MATERIAL SHOWN ::
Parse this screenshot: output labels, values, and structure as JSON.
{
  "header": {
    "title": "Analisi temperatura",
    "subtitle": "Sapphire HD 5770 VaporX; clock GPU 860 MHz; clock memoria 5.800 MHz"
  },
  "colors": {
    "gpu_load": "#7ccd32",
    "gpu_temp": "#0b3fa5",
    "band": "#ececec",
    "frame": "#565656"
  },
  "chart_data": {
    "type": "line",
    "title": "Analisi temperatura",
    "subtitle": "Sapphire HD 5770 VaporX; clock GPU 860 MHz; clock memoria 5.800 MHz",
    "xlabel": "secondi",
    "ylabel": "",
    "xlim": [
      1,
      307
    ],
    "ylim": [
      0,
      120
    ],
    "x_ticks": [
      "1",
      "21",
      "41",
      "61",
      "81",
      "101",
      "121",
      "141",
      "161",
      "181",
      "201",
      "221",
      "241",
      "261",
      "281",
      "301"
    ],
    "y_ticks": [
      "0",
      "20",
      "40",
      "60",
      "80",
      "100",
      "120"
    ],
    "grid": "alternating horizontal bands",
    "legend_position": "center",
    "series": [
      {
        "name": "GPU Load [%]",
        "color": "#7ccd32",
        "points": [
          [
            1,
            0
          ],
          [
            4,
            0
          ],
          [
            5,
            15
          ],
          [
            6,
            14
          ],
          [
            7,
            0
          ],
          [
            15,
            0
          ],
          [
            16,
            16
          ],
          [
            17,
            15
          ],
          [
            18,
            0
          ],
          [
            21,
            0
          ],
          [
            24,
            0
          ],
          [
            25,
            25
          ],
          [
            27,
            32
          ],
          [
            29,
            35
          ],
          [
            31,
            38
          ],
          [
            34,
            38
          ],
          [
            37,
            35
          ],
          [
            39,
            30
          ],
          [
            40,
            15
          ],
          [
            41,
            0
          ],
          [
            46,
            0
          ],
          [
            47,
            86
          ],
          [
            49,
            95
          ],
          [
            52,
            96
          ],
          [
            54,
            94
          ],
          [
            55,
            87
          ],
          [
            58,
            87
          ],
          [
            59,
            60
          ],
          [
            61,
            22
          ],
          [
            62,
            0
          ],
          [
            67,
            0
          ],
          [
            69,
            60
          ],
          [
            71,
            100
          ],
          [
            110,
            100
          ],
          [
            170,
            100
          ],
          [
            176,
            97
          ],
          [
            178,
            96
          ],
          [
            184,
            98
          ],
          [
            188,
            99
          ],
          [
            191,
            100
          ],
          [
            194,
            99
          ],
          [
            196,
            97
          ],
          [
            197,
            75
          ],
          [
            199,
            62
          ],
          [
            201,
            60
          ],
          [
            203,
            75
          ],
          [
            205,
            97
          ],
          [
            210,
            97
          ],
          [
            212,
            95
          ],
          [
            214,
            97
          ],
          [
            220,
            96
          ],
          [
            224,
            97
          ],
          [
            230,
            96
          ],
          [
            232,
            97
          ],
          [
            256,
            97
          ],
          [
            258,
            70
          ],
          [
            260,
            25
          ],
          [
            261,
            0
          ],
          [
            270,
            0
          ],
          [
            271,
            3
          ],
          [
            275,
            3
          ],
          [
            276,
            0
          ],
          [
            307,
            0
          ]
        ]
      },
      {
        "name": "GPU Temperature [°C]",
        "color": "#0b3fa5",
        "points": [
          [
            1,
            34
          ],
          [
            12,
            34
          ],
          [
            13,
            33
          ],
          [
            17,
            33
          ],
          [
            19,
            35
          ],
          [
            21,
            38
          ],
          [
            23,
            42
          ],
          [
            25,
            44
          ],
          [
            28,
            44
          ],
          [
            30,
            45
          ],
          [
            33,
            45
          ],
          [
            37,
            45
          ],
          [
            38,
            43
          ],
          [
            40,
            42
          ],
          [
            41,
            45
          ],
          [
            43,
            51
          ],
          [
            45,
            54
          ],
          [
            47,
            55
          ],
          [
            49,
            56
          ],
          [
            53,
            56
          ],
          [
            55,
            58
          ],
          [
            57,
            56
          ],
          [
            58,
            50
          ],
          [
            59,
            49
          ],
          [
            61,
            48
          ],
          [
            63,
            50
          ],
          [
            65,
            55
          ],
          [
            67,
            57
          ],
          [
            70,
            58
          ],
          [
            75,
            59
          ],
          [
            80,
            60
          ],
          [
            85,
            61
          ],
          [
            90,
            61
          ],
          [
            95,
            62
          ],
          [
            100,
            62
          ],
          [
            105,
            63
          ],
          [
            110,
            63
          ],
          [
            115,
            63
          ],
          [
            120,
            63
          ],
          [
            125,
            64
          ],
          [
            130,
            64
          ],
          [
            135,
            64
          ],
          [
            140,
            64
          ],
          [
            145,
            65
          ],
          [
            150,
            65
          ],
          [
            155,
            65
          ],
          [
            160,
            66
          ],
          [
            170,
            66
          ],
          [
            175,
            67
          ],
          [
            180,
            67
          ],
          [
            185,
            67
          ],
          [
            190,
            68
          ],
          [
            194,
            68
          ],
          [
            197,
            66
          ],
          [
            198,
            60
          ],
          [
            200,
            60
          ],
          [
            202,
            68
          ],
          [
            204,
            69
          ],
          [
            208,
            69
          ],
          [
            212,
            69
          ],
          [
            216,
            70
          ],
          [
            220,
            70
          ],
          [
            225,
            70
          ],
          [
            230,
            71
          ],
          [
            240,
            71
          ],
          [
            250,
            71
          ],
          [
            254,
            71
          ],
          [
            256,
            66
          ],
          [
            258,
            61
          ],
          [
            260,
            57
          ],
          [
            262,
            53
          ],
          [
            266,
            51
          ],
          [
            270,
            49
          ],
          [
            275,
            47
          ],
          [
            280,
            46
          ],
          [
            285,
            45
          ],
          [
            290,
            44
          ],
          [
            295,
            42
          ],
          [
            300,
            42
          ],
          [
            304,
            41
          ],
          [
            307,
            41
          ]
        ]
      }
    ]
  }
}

THE TASK ::
Every line above should be retyped exactly as given.

THE COMPLETED TASK ::
Parse this screenshot: output labels, values, and structure as JSON.
{
  "header": {
    "title": "Analisi temperatura",
    "subtitle": "Sapphire HD 5770 VaporX; clock GPU 860 MHz; clock memoria 5.800 MHz"
  },
  "colors": {
    "gpu_load": "#7ccd32",
    "gpu_temp": "#0b3fa5",
    "band": "#ececec",
    "frame": "#565656"
  },
  "chart_data": {
    "type": "line",
    "title": "Analisi temperatura",
    "subtitle": "Sapphire HD 5770 VaporX; clock GPU 860 MHz; clock memoria 5.800 MHz",
    "xlabel": "secondi",
    "ylabel": "",
    "xlim": [
      1,
      307
    ],
    "ylim": [
      0,
      120
    ],
    "x_ticks": [
      "1",
      "21",
      "41",
      "61",
      "81",
      "101",
      "121",
      "141",
      "161",
      "181",
      "201",
      "221",
      "241",
      "261",
      "281",
      "301"
    ],
    "y_ticks": [
      "0",
      "20",
      "40",
      "60",
      "80",
      "100",
      "120"
    ],
    "grid": "alternating horizontal bands",
    "legend_position": "center",
    "series": [
      {
        "name": "GPU Load [%]",
        "color": "#7ccd32",
        "points": [
          [
            1,
            0
          ],
          [
            4,
            0
          ],
          [
            5,
            15
          ],
          [
            6,
            14
          ],
          [
            7,
            0
          ],
          [
            15,
            0
          ],
          [
            16,
            16
          ],
          [
            17,
            15
          ],
          [
            18,
            0
          ],
          [
            21,
            0
          ],
          [
            24,
            0
          ],
          [
            25,
            25
          ],
          [
            27,
            32
          ],
          [
            29,
            35
          ],
          [
            31,
            38
          ],
          [
            34,
            38
          ],
          [
            37,
            35
          ],
          [
            39,
            30
          ],
          [
            40,
            15
          ],
          [
            41,
            0
          ],
          [
            46,
            0
          ],
          [
            47,
            86
          ],
          [
            49,
            95
          ],
          [
            52,
            96
          ],
          [
            54,
            94
          ],
          [
            55,
            87
          ],
          [
            58,
            87
          ],
          [
            59,
            60
          ],
          [
            61,
            22
          ],
          [
            62,
            0
          ],
          [
            67,
            0
          ],
          [
            69,
            60
          ],
          [
            71,
            100
          ],
          [
            110,
            100
          ],
          [
            170,
            100
          ],
          [
            176,
            97
          ],
          [
            178,
            96
          ],
          [
            184,
            98
          ],
          [
            188,
            99
          ],
          [
            191,
            100
          ],
          [
            194,
            99
          ],
          [
            196,
            97
          ],
          [
            197,
            75
          ],
          [
            199,
            62
          ],
          [
            201,
            60
          ],
          [
            203,
            75
          ],
          [
            205,
            97
          ],
          [
            210,
            97
          ],
          [
            212,
            95
          ],
          [
            214,
            97
          ],
          [
            220,
            96
          ],
          [
            224,
            97
          ],
          [
            230,
            96
          ],
          [
            232,
            97
          ],
          [
            256,
            97
          ],
          [
            258,
            70
          ],
          [
            260,
            25
          ],
          [
            261,
            0
          ],
          [
            270,
            0
          ],
          [
            271,
            3
          ],
          [
            275,
            3
          ],
          [
            276,
            0
          ],
          [
            307,
            0
          ]
        ]
      },
      {
        "name": "GPU Temperature [°C]",
        "color": "#0b3fa5",
        "points": [
          [
            1,
            34
          ],
          [
            12,
            34
          ],
          [
            13,
            33
          ],
          [
            17,
            33
          ],
          [
            19,
            35
          ],
          [
            21,
            38
          ],
          [
            23,
            42
          ],
          [
            25,
            44
          ],
          [
            28,
            44
          ],
          [
            30,
            45
          ],
          [
            33,
            45
          ],
          [
            37,
            45
          ],
          [
            38,
            43
          ],
          [
            40,
            42
          ],
          [
            41,
            45
          ],
          [
            43,
            51
          ],
          [
            45,
            54
          ],
          [
            47,
            55
          ],
          [
            49,
            56
          ],
          [
            53,
            56
          ],
          [
            55,
            58
          ],
          [
            57,
            56
          ],
          [
            58,
            50
          ],
          [
            59,
            49
          ],
          [
            61,
            48
          ],
          [
            63,
            50
          ],
          [
            65,
            55
          ],
          [
            67,
            57
          ],
          [
            70,
            58
          ],
          [
            75,
            59
          ],
          [
            80,
            60
          ],
          [
            85,
            61
          ],
          [
            90,
            61
          ],
          [
            95,
            62
          ],
          [
            100,
            62
          ],
          [
            105,
            63
          ],
          [
            110,
            63
          ],
          [
            115,
            63
          ],
          [
            120,
            63
          ],
          [
            125,
            64
          ],
          [
            130,
            64
          ],
          [
            135,
            64
          ],
          [
            140,
            64
          ],
          [
            145,
            65
          ],
          [
            150,
            65
          ],
          [
            155,
            65
          ],
          [
            160,
            66
          ],
          [
            170,
            66
          ],
          [
            175,
            67
          ],
          [
            180,
            67
          ],
          [
            185,
            67
          ],
          [
            190,
            68
          ],
          [
            194,
            68
          ],
          [
            197,
            66
          ],
          [
            198,
            60
          ],
          [
            200,
            60
          ],
          [
            202,
            68
          ],
          [
            204,
            69
          ],
          [
            208,
            69
          ],
          [
            212,
            69
          ],
          [
            216,
            70
          ],
          [
            220,
            70
          ],
          [
            225,
            70
          ],
          [
            230,
            71
          ],
          [
            240,
            71
          ],
          [
            250,
            71
          ],
          [
            254,
            71
          ],
          [
            256,
            66
          ],
          [
            258,
            61
          ],
          [
            260,
            57
          ],
          [
            262,
            53
          ],
          [
            266,
            51
          ],
          [
            270,
            49
          ],
          [
            275,
            47
          ],
          [
            280,
            46
          ],
          [
            285,
            45
          ],
          [
            290,
            44
          ],
          [
            295,
            42
          ],
          [
            300,
            42
          ],
          [
            304,
            41
          ],
          [
            307,
            41
          ]
        ]
      }
    ]
  }
}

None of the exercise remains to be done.